>>>

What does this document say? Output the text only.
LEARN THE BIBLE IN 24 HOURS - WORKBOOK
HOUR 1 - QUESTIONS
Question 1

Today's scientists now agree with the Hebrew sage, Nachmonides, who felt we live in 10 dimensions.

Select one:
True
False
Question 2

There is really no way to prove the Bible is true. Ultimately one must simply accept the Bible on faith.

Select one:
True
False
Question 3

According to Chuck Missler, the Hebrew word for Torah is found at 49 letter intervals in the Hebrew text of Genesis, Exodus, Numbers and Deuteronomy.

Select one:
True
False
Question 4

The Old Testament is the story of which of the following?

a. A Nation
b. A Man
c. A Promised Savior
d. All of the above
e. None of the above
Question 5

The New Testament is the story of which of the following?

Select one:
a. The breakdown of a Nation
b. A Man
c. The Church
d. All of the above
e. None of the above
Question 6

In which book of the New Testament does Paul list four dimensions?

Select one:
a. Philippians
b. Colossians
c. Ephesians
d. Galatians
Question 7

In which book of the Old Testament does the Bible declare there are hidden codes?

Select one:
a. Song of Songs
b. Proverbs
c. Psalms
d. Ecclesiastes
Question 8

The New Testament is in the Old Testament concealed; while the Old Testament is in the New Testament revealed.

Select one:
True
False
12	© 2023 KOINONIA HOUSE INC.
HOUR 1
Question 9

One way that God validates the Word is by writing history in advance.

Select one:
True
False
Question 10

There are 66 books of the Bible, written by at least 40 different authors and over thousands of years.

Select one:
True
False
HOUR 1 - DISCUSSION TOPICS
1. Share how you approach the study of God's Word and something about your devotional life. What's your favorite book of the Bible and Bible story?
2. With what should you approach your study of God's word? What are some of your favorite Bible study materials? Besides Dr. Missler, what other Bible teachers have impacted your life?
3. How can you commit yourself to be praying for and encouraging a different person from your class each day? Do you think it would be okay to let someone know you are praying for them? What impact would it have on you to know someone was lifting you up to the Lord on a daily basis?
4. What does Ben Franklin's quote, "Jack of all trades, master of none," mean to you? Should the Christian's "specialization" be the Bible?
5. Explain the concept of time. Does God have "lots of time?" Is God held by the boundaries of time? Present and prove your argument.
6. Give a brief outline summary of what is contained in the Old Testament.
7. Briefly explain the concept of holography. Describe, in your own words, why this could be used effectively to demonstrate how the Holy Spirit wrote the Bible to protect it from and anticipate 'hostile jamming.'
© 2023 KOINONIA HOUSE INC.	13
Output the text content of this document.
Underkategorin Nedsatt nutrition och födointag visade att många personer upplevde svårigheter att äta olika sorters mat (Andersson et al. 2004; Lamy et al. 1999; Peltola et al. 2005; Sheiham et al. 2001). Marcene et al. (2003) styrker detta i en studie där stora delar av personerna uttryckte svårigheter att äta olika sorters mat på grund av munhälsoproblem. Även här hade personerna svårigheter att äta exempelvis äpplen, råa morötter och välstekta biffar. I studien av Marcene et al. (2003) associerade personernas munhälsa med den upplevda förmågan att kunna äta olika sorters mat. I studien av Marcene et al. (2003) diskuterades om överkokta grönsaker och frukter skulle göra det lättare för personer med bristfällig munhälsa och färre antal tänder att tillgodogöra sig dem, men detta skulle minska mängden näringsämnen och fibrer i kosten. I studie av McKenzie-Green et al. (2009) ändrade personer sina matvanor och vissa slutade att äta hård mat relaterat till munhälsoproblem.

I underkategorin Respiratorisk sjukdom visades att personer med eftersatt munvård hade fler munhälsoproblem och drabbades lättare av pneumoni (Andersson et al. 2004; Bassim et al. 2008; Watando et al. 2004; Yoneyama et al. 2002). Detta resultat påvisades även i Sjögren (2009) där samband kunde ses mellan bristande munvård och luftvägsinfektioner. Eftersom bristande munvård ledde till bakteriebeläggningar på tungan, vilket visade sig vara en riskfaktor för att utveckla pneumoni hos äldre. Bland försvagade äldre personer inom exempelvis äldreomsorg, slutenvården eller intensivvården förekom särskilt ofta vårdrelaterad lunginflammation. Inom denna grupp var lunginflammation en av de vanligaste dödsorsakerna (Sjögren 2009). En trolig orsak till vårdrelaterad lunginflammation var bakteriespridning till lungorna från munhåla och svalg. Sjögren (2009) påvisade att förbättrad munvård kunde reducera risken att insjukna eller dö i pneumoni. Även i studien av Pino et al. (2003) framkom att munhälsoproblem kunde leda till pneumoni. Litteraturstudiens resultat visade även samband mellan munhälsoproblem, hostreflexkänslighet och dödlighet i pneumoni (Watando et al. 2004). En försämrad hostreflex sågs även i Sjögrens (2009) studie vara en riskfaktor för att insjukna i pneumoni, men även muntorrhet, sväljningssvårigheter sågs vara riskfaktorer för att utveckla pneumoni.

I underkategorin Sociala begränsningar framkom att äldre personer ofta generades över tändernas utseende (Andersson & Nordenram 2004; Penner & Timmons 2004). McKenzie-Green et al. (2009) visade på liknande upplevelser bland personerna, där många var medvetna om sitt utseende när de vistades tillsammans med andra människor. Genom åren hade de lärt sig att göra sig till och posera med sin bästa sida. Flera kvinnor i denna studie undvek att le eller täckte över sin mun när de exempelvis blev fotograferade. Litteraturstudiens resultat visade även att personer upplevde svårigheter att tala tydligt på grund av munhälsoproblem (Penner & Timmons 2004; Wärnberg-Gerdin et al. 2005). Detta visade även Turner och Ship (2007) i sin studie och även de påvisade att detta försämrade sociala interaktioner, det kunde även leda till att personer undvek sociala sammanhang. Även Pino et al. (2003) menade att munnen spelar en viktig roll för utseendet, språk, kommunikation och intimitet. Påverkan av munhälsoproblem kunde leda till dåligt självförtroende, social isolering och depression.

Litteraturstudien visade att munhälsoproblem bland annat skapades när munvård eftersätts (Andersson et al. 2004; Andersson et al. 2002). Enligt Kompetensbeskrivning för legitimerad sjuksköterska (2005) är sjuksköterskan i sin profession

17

<<<

### What you will do:
Determine the number of lines in the listing that hold the word "Output", and supply that number and nothing further.

### Exercise solution:
2